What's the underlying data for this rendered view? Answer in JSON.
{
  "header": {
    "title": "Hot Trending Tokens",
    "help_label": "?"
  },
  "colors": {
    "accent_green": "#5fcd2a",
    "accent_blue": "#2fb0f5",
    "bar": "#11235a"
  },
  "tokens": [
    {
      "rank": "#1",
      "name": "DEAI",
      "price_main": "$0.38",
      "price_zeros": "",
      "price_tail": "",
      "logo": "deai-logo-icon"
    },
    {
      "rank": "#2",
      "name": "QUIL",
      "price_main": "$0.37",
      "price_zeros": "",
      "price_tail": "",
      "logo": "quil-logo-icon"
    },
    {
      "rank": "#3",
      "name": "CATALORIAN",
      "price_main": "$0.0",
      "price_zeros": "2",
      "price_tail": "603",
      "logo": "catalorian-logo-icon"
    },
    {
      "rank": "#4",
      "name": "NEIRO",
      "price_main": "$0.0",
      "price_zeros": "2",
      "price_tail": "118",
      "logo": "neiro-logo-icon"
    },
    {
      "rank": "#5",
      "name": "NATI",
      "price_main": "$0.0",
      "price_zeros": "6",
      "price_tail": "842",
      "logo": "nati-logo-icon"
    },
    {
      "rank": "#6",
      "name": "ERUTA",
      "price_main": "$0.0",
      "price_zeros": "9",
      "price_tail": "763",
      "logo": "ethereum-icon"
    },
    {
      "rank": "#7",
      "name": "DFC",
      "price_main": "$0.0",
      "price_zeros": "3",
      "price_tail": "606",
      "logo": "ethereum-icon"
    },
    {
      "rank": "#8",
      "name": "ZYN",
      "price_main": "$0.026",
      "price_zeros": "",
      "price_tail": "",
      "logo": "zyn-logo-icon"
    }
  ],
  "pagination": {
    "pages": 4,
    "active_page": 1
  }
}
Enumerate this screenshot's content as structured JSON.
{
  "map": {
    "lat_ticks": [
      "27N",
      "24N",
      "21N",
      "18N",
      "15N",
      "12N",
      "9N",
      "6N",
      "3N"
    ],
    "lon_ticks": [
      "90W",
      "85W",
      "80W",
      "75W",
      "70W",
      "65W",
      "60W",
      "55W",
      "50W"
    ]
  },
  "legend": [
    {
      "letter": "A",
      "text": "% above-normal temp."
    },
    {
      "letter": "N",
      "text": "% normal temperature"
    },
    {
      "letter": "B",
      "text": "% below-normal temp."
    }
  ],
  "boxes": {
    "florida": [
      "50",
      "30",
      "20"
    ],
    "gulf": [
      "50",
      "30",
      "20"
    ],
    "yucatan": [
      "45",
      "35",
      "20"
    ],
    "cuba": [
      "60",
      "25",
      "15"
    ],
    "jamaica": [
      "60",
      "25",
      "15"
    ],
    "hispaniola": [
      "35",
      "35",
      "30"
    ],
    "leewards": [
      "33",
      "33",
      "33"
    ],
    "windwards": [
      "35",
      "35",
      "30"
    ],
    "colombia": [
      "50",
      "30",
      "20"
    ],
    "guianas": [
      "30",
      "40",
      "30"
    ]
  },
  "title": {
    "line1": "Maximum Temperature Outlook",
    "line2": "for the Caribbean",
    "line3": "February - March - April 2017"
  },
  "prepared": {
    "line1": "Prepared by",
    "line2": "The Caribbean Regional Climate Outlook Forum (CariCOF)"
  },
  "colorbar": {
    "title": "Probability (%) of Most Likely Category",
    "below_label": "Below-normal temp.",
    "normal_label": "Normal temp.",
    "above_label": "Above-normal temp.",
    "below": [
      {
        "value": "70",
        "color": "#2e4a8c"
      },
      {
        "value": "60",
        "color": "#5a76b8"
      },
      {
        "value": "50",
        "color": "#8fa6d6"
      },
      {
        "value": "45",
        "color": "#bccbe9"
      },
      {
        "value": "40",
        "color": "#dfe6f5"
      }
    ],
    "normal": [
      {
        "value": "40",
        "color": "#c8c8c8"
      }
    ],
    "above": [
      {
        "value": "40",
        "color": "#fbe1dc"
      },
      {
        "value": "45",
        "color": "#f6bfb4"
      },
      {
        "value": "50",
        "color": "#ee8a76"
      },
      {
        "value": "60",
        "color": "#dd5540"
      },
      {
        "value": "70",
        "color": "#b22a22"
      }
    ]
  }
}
+ + + + + + +
• _Instruction_:
Copy every record above exactly as it appears.

• _Exercise answer_:
What's the underlying data for this rendered view? Answer in JSON.
{
  "header": {
    "title": "Hot Trending Tokens",
    "help_label": "?"
  },
  "colors": {
    "accent_green": "#5fcd2a",
    "accent_blue": "#2fb0f5",
    "bar": "#11235a"
  },
  "tokens": [
    {
      "rank": "#1",
      "name": "DEAI",
      "price_main": "$0.38",
      "price_zeros": "",
      "price_tail": "",
      "logo": "deai-logo-icon"
    },
    {
      "rank": "#2",
      "name": "QUIL",
      "price_main": "$0.37",
      "price_zeros": "",
      "price_tail": "",
      "logo": "quil-logo-icon"
    },
    {
      "rank": "#3",
      "name": "CATALORIAN",
      "price_main": "$0.0",
      "price_zeros": "2",
      "price_tail": "603",
      "logo": "catalorian-logo-icon"
    },
    {
      "rank": "#4",
      "name": "NEIRO",
      "price_main": "$0.0",
      "price_zeros": "2",
      "price_tail": "118",
      "logo": "neiro-logo-icon"
    },
    {
      "rank": "#5",
      "name": "NATI",
      "price_main": "$0.0",
      "price_zeros": "6",
      "price_tail": "842",
      "logo": "nati-logo-icon"
    },
    {
      "rank": "#6",
      "name": "ERUTA",
      "price_main": "$0.0",
      "price_zeros": "9",
      "price_tail": "763",
      "logo": "ethereum-icon"
    },
    {
      "rank": "#7",
      "name": "DFC",
      "price_main": "$0.0",
      "price_zeros": "3",
      "price_tail": "606",
      "logo": "ethereum-icon"
    },
    {
      "rank": "#8",
      "name": "ZYN",
      "price_main": "$0.026",
      "price_zeros": "",
      "price_tail": "",
      "logo": "zyn-logo-icon"
    }
  ],
  "pagination": {
    "pages": 4,
    "active_page": 1
  }
}
Enumerate this screenshot's content as structured JSON.
{
  "map": {
    "lat_ticks": [
      "27N",
      "24N",
      "21N",
      "18N",
      "15N",
      "12N",
      "9N",
      "6N",
      "3N"
    ],
    "lon_ticks": [
      "90W",
      "85W",
      "80W",
      "75W",
      "70W",
      "65W",
      "60W",
      "55W",
      "50W"
    ]
  },
  "legend": [
    {
      "letter": "A",
      "text": "% above-normal temp."
    },
    {
      "letter": "N",
      "text": "% normal temperature"
    },
    {
      "letter": "B",
      "text": "% below-normal temp."
    }
  ],
  "boxes": {
    "florida": [
      "50",
      "30",
      "20"
    ],
    "gulf": [
      "50",
      "30",
      "20"
    ],
    "yucatan": [
      "45",
      "35",
      "20"
    ],
    "cuba": [
      "60",
      "25",
      "15"
    ],
    "jamaica": [
      "60",
      "25",
      "15"
    ],
    "hispaniola": [
      "35",
      "35",
      "30"
    ],
    "leewards": [
      "33",
      "33",
      "33"
    ],
    "windwards": [
      "35",
      "35",
      "30"
    ],
    "colombia": [
      "50",
      "30",
      "20"
    ],
    "guianas": [
      "30",
      "40",
      "30"
    ]
  },
  "title": {
    "line1": "Maximum Temperature Outlook",
    "line2": "for the Caribbean",
    "line3": "February - March - April 2017"
  },
  "prepared": {
    "line1": "Prepared by",
    "line2": "The Caribbean Regional Climate Outlook Forum (CariCOF)"
  },
  "colorbar": {
    "title": "Probability (%) of Most Likely Category",
    "below_label": "Below-normal temp.",
    "normal_label": "Normal temp.",
    "above_label": "Above-normal temp.",
    "below": [
      {
        "value": "70",
        "color": "#2e4a8c"
      },
      {
        "value": "60",
        "color": "#5a76b8"
      },
      {
        "value": "50",
        "color": "#8fa6d6"
      },
      {
        "value": "45",
        "color": "#bccbe9"
      },
      {
        "value": "40",
        "color": "#dfe6f5"
      }
    ],
    "normal": [
      {
        "value": "40",
        "color": "#c8c8c8"
      }
    ],
    "above": [
      {
        "value": "40",
        "color": "#fbe1dc"
      },
      {
        "value": "45",
        "color": "#f6bfb4"
      },
      {
        "value": "50",
        "color": "#ee8a76"
      },
      {
        "value": "60",
        "color": "#dd5540"
      },
      {
        "value": "70",
        "color": "#b22a22"
      }
    ]
  }
}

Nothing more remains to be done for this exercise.